REQUIRED TASK —
Copy out each line featuring the string "частини" from the entries beneath.

(Data records)
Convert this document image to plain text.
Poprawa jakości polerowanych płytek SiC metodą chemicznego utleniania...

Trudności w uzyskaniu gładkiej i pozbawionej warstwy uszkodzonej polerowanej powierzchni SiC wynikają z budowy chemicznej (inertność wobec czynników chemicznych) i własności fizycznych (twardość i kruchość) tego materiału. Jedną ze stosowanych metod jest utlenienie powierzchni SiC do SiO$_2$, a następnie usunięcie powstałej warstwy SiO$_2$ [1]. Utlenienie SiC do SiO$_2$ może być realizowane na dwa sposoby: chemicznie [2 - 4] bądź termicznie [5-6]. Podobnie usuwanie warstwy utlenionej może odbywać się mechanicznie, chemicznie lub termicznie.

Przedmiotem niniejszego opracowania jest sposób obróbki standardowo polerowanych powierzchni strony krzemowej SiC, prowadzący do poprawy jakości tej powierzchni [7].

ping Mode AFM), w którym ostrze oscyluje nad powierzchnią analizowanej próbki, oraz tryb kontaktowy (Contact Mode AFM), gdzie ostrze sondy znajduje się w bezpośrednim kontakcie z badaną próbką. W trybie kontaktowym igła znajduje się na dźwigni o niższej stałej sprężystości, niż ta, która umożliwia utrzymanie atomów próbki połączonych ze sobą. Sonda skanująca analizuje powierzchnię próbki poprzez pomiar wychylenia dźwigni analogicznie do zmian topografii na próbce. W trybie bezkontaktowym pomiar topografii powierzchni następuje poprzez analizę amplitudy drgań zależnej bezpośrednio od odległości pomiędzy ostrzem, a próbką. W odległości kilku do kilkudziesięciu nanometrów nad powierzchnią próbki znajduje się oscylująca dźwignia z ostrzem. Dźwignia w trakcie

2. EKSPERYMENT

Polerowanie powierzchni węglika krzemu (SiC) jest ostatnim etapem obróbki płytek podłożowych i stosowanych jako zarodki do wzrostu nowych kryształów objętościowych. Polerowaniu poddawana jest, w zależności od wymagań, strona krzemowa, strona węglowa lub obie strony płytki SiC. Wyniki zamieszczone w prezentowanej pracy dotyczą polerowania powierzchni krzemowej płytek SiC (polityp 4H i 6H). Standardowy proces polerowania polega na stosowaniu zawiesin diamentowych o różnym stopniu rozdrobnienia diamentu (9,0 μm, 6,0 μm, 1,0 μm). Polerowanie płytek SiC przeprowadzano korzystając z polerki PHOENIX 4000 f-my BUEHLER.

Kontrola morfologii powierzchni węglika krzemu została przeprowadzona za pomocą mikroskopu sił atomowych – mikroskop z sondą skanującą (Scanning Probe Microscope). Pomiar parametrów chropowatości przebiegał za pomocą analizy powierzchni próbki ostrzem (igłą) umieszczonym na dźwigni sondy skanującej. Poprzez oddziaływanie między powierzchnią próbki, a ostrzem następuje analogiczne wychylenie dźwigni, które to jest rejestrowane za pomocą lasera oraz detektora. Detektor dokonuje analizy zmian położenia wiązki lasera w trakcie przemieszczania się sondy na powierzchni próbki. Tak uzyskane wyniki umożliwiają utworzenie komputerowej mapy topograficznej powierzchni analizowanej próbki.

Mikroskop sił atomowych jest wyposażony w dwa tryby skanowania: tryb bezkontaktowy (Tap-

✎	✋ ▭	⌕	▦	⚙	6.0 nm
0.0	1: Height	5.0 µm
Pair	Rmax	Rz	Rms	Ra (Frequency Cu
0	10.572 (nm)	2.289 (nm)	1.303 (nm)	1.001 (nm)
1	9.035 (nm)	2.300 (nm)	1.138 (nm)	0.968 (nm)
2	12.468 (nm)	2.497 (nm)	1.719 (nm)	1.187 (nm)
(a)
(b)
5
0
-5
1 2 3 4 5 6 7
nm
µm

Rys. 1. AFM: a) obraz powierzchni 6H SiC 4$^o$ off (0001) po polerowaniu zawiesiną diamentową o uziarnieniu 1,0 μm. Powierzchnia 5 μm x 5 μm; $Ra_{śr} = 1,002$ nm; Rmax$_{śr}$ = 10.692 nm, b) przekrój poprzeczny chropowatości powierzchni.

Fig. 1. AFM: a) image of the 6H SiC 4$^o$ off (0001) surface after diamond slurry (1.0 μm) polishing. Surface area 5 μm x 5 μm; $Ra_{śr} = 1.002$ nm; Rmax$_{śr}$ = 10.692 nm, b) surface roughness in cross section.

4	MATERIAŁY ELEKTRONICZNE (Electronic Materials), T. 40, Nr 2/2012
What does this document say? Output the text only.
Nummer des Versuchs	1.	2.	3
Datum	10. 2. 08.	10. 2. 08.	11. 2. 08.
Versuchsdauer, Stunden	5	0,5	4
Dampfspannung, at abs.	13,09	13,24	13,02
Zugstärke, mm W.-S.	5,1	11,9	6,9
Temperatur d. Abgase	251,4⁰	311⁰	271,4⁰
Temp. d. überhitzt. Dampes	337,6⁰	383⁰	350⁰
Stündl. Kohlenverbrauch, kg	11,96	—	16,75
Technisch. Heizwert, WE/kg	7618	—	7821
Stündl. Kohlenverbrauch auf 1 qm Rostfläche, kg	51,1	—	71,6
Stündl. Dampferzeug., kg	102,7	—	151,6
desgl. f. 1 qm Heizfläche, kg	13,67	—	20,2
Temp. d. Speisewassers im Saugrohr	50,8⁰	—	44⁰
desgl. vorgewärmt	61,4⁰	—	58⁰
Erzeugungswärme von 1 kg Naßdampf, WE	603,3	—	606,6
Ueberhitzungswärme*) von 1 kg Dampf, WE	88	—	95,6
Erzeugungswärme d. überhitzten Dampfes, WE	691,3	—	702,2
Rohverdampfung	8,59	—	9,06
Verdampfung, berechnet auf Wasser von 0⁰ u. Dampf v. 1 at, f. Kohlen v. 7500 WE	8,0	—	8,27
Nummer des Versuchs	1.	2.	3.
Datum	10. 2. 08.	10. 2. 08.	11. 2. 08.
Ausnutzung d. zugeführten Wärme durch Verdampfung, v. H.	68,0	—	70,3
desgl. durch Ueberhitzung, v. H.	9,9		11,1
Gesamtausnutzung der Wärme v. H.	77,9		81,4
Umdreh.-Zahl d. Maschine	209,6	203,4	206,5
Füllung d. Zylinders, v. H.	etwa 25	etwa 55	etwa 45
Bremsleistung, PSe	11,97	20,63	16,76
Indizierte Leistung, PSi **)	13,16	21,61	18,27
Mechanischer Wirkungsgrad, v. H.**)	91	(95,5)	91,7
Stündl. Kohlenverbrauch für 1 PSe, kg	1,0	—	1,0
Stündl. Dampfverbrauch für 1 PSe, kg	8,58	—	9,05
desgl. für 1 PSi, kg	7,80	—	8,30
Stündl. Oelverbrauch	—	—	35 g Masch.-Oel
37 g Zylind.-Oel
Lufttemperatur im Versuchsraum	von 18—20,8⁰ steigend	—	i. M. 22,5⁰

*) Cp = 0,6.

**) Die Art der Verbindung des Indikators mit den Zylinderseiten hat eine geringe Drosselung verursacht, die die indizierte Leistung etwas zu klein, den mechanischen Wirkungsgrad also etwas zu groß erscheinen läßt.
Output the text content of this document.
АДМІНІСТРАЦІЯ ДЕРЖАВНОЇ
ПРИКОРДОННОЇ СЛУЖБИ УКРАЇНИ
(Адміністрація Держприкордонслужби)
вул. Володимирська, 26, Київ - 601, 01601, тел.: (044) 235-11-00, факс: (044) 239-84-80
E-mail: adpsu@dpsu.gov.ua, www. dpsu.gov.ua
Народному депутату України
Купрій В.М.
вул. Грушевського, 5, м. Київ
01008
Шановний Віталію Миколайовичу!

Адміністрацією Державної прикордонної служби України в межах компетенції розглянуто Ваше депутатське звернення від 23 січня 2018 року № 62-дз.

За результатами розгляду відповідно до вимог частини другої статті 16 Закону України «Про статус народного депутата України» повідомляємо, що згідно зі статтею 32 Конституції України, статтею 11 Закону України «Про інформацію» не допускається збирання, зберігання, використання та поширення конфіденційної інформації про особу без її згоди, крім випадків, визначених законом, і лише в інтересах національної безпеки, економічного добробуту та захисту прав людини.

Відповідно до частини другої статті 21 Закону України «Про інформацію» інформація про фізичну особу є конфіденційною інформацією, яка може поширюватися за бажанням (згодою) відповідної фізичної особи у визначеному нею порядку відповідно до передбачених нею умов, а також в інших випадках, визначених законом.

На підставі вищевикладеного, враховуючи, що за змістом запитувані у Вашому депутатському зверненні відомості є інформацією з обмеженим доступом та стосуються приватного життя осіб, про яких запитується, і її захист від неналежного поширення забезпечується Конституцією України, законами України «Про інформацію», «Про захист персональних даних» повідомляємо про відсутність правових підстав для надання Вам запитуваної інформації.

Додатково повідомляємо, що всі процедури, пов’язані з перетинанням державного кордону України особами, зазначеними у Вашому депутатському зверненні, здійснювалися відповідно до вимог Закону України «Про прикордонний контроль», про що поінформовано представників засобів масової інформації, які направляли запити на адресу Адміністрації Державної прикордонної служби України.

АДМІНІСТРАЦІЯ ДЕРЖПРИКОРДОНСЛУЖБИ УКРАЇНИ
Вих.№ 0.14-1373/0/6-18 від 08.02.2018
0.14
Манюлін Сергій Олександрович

WRITTEN SOLUTION —
За результатами розгляду відповідно до вимог частини другої статті 16 Закону України «Про статус народного депутата України» повідомляємо, що згідно зі статтею 32 Конституції України, статтею 11 Закону України «Про інформацію» не допускається збирання, зберігання, використання та поширення конфіденційної інформації про особу без її згоди, крім випадків, визначених законом, і лише в інтересах національної безпеки, економічного добробуту та захисту прав людини.
Відповідно до частини другої статті 21 Закону України «Про інформацію» інформація про фізичну особу є конфіденційною інформацією, яка може поширюватися за бажанням (згодою) відповідної фізичної особи у визначеному нею порядку відповідно до передбачених нею умов, а також в інших випадках, визначених законом.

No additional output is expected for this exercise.